⟨
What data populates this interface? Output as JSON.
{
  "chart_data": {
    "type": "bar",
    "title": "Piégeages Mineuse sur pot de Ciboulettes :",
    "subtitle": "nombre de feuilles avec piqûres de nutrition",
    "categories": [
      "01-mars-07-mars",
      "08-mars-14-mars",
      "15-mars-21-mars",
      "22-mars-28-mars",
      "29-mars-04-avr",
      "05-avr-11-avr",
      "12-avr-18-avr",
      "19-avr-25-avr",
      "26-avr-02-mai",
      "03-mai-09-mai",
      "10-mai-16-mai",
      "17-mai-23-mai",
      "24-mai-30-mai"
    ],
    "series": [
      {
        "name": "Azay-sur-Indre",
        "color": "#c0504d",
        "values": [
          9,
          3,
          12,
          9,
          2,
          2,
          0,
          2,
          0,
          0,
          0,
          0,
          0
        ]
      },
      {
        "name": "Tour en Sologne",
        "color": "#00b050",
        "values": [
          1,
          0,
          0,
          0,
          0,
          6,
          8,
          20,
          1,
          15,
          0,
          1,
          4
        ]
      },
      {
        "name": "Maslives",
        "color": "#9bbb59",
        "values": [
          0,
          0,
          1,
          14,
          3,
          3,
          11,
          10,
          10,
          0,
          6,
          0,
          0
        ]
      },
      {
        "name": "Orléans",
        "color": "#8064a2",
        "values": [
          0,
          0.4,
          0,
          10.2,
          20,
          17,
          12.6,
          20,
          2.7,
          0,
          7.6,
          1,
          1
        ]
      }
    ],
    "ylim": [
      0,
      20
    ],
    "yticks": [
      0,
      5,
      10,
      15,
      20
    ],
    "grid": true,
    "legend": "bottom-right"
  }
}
⟩
_STATED EXERCISE_: Transcribe the full listing above without leaving anything out.

_ANSWER TO THE TASK_:
What data populates this interface? Output as JSON.
{
  "chart_data": {
    "type": "bar",
    "title": "Piégeages Mineuse sur pot de Ciboulettes :",
    "subtitle": "nombre de feuilles avec piqûres de nutrition",
    "categories": [
      "01-mars-07-mars",
      "08-mars-14-mars",
      "15-mars-21-mars",
      "22-mars-28-mars",
      "29-mars-04-avr",
      "05-avr-11-avr",
      "12-avr-18-avr",
      "19-avr-25-avr",
      "26-avr-02-mai",
      "03-mai-09-mai",
      "10-mai-16-mai",
      "17-mai-23-mai",
      "24-mai-30-mai"
    ],
    "series": [
      {
        "name": "Azay-sur-Indre",
        "color": "#c0504d",
        "values": [
          9,
          3,
          12,
          9,
          2,
          2,
          0,
          2,
          0,
          0,
          0,
          0,
          0
        ]
      },
      {
        "name": "Tour en Sologne",
        "color": "#00b050",
        "values": [
          1,
          0,
          0,
          0,
          0,
          6,
          8,
          20,
          1,
          15,
          0,
          1,
          4
        ]
      },
      {
        "name": "Maslives",
        "color": "#9bbb59",
        "values": [
          0,
          0,
          1,
          14,
          3,
          3,
          11,
          10,
          10,
          0,
          6,
          0,
          0
        ]
      },
      {
        "name": "Orléans",
        "color": "#8064a2",
        "values": [
          0,
          0.4,
          0,
          10.2,
          20,
          17,
          12.6,
          20,
          2.7,
          0,
          7.6,
          1,
          1
        ]
      }
    ],
    "ylim": [
      0,
      20
    ],
    "yticks": [
      0,
      5,
      10,
      15,
      20
    ],
    "grid": true,
    "legend": "bottom-right"
  }
}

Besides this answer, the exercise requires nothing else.